What you should do:
From the entries below, pull out each line where "Simple" appears.

Given records:
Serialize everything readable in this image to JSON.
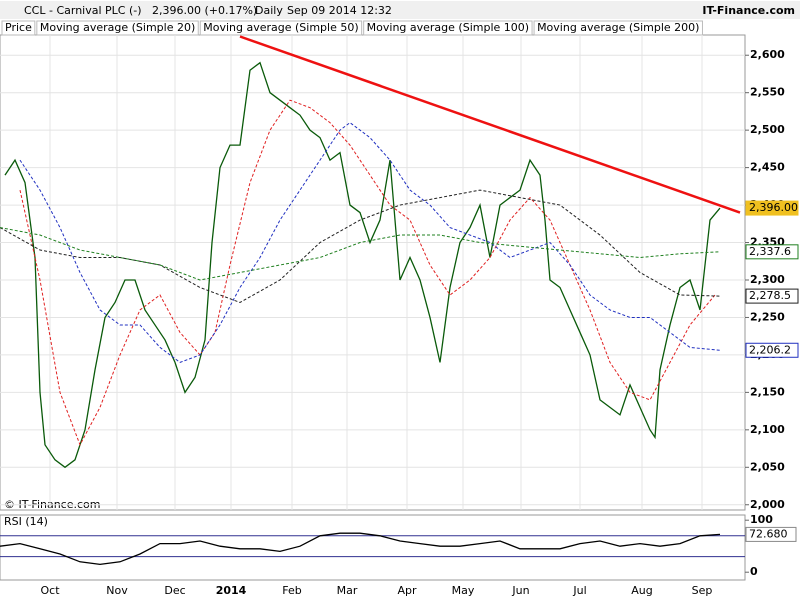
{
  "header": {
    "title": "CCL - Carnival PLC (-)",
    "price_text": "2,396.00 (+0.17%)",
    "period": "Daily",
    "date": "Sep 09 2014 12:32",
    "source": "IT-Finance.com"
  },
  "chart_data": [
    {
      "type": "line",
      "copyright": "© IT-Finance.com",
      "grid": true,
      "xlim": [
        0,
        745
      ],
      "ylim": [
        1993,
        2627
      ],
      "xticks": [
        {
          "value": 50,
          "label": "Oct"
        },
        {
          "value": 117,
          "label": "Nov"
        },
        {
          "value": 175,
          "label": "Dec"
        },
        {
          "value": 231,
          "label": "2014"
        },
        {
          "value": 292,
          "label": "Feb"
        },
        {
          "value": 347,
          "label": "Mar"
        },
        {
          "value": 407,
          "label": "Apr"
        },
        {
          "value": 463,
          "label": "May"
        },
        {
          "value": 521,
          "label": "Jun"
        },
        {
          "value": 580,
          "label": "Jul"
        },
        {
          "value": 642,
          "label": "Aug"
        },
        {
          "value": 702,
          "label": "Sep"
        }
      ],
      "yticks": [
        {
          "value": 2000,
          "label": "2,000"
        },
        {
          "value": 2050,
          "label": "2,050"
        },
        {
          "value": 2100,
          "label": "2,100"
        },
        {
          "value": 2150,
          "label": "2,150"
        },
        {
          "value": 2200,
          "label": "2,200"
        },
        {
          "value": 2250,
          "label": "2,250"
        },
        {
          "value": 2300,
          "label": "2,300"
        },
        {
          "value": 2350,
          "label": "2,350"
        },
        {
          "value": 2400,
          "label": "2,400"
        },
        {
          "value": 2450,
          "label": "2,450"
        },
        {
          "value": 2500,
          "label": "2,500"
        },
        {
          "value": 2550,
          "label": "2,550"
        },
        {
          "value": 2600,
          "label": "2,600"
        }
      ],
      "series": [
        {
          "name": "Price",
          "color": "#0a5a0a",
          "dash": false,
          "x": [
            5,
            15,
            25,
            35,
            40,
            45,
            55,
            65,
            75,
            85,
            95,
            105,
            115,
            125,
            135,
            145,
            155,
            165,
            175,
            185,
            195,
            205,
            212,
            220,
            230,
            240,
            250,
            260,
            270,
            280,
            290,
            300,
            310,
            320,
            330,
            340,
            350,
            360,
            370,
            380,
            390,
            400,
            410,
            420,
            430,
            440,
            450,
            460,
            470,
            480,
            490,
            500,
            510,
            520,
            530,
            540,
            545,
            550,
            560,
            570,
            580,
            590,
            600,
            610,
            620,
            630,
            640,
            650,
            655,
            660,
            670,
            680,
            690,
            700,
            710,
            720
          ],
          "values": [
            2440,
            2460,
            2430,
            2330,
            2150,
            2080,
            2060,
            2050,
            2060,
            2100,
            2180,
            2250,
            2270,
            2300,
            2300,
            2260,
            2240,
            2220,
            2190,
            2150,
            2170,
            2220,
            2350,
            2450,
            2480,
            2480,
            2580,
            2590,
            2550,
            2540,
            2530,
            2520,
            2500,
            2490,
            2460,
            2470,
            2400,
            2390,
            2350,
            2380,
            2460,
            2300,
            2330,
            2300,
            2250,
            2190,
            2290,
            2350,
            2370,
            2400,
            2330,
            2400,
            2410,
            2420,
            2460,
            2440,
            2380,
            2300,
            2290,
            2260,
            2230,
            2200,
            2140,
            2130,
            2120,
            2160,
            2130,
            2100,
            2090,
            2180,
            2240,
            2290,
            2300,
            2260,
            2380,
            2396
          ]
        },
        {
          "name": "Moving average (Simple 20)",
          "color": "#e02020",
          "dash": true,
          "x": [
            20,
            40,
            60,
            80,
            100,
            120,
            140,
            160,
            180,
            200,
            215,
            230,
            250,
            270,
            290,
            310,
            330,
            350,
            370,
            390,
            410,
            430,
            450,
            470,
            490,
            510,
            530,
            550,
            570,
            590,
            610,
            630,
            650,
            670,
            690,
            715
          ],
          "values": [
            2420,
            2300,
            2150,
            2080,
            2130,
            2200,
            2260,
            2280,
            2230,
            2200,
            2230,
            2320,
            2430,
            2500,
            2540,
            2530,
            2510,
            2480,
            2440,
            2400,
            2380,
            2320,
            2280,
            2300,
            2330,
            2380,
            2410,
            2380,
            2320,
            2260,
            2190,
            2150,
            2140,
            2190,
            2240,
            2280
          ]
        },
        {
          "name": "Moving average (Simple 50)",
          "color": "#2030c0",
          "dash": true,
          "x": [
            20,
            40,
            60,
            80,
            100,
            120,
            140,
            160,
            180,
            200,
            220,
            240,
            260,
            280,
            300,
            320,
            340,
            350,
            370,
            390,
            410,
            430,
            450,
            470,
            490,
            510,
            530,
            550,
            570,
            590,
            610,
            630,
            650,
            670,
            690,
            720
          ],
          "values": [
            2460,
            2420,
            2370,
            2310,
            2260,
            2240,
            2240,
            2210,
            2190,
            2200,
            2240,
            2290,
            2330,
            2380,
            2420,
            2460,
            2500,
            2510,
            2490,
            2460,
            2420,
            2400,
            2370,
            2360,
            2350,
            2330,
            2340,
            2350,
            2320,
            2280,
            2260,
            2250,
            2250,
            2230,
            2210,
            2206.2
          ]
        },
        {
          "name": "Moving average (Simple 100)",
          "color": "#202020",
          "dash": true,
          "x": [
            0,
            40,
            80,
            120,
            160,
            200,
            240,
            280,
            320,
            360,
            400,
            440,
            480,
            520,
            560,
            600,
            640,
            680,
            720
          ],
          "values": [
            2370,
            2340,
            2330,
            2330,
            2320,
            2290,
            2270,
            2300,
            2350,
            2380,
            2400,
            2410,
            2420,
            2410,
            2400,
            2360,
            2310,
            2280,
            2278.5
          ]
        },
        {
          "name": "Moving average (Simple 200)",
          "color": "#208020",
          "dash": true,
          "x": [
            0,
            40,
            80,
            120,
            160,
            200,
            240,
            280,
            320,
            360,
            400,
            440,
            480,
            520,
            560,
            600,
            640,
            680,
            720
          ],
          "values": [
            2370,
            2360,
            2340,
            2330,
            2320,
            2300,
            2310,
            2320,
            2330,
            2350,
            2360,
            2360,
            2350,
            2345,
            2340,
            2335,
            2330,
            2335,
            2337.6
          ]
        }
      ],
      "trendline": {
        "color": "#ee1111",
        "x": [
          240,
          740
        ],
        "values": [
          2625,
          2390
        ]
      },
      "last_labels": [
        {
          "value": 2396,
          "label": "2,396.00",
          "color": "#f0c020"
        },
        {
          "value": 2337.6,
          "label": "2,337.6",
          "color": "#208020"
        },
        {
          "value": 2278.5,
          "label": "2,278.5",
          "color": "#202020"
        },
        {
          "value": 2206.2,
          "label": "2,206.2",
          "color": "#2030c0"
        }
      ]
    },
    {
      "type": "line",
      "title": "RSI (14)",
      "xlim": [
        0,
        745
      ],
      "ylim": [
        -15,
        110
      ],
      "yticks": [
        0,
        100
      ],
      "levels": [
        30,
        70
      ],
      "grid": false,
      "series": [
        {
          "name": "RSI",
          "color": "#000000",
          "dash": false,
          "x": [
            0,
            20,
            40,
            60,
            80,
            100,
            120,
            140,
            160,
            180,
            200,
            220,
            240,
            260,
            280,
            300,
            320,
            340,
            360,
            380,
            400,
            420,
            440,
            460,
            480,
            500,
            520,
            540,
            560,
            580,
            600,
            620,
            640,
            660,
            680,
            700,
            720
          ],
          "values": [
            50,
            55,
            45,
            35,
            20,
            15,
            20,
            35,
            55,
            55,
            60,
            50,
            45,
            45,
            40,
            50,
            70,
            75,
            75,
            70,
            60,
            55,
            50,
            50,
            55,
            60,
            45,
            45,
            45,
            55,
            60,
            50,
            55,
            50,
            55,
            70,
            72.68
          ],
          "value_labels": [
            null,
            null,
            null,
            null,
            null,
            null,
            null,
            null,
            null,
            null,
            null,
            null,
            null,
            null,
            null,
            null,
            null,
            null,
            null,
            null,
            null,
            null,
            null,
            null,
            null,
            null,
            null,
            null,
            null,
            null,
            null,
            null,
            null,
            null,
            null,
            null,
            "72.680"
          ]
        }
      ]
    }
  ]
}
...
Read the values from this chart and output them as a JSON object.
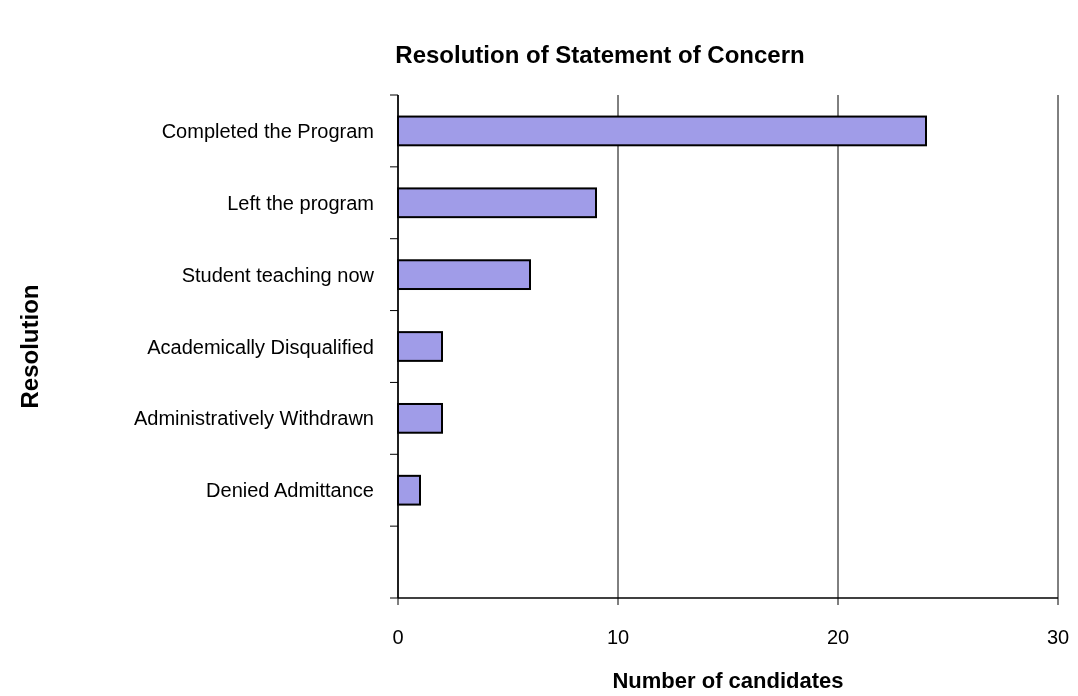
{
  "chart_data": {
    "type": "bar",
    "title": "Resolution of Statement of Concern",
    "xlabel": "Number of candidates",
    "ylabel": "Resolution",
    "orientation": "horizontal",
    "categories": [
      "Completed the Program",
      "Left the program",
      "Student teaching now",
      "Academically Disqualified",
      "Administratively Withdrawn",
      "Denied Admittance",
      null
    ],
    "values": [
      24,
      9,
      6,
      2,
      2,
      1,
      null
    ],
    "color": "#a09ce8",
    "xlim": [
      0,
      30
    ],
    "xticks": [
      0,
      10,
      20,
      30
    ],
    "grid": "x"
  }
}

Output of the task:
          "name": "Moving average (Simple 20)",
          "name": "Moving average (Simple 50)",
          "name": "Moving average (Simple 100)",
          "name": "Moving average (Simple 200)",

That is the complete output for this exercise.